[Extracted records]
────
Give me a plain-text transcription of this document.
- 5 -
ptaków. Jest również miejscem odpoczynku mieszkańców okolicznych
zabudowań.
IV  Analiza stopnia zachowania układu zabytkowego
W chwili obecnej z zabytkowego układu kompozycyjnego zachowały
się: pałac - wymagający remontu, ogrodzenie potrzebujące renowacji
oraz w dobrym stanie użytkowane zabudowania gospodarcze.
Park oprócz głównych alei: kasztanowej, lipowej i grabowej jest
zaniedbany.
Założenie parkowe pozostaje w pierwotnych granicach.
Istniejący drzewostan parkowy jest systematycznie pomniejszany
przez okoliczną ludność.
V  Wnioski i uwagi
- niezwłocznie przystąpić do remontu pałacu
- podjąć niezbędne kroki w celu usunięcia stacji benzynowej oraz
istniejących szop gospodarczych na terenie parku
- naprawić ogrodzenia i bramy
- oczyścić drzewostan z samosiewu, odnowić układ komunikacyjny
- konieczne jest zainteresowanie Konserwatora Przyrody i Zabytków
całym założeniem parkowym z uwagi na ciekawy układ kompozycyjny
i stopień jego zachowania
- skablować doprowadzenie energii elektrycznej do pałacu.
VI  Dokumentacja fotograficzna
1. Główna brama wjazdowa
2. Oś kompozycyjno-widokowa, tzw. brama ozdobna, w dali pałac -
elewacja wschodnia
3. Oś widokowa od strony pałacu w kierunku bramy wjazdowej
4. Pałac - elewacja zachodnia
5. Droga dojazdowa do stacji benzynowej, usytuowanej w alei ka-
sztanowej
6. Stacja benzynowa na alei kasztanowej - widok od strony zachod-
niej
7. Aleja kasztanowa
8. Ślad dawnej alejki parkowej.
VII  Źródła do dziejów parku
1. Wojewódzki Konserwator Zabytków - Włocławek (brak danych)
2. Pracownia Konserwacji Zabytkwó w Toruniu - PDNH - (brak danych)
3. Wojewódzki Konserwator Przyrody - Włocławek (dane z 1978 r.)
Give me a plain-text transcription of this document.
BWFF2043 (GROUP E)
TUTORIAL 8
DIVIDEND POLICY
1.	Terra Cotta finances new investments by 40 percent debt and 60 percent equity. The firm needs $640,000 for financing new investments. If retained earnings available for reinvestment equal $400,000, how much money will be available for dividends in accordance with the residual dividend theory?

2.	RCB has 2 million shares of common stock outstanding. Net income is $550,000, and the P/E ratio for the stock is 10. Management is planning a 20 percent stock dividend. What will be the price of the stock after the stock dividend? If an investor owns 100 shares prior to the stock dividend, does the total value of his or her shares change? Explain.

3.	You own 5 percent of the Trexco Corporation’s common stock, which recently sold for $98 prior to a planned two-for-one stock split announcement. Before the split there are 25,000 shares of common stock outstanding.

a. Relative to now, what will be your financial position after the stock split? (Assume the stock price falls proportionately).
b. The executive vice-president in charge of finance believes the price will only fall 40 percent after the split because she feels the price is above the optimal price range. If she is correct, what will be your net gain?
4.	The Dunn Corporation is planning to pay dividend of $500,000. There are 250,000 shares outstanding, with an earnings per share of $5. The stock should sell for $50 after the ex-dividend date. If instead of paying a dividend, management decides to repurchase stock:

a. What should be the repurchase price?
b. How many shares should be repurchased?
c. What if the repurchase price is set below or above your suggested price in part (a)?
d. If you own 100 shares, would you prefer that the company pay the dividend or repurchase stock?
────
Find how many lines include the string "brama" and report that number alone.

PROBLEM SOLUTION » 2